:: What needs to be done ::
Repeat each entry in full, exactly.
━━━━
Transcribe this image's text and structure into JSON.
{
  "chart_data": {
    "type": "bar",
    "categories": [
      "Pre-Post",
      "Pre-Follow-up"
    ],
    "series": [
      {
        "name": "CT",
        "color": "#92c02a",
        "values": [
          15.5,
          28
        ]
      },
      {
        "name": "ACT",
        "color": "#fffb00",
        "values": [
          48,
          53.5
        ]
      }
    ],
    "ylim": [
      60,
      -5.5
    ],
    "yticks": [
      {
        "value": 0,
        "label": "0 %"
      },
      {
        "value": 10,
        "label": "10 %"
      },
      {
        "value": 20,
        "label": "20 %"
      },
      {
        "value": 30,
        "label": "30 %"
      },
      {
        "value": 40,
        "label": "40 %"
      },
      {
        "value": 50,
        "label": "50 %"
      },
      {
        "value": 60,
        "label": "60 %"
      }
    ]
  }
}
━━━━
:: Solved problem ::
Transcribe this image's text and structure into JSON.
{
  "chart_data": {
    "type": "bar",
    "categories": [
      "Pre-Post",
      "Pre-Follow-up"
    ],
    "series": [
      {
        "name": "CT",
        "color": "#92c02a",
        "values": [
          15.5,
          28
        ]
      },
      {
        "name": "ACT",
        "color": "#fffb00",
        "values": [
          48,
          53.5
        ]
      }
    ],
    "ylim": [
      60,
      -5.5
    ],
    "yticks": [
      {
        "value": 0,
        "label": "0 %"
      },
      {
        "value": 10,
        "label": "10 %"
      },
      {
        "value": 20,
        "label": "20 %"
      },
      {
        "value": 30,
        "label": "30 %"
      },
      {
        "value": 40,
        "label": "40 %"
      },
      {
        "value": 50,
        "label": "50 %"
      },
      {
        "value": 60,
        "label": "60 %"
      }
    ]
  }
}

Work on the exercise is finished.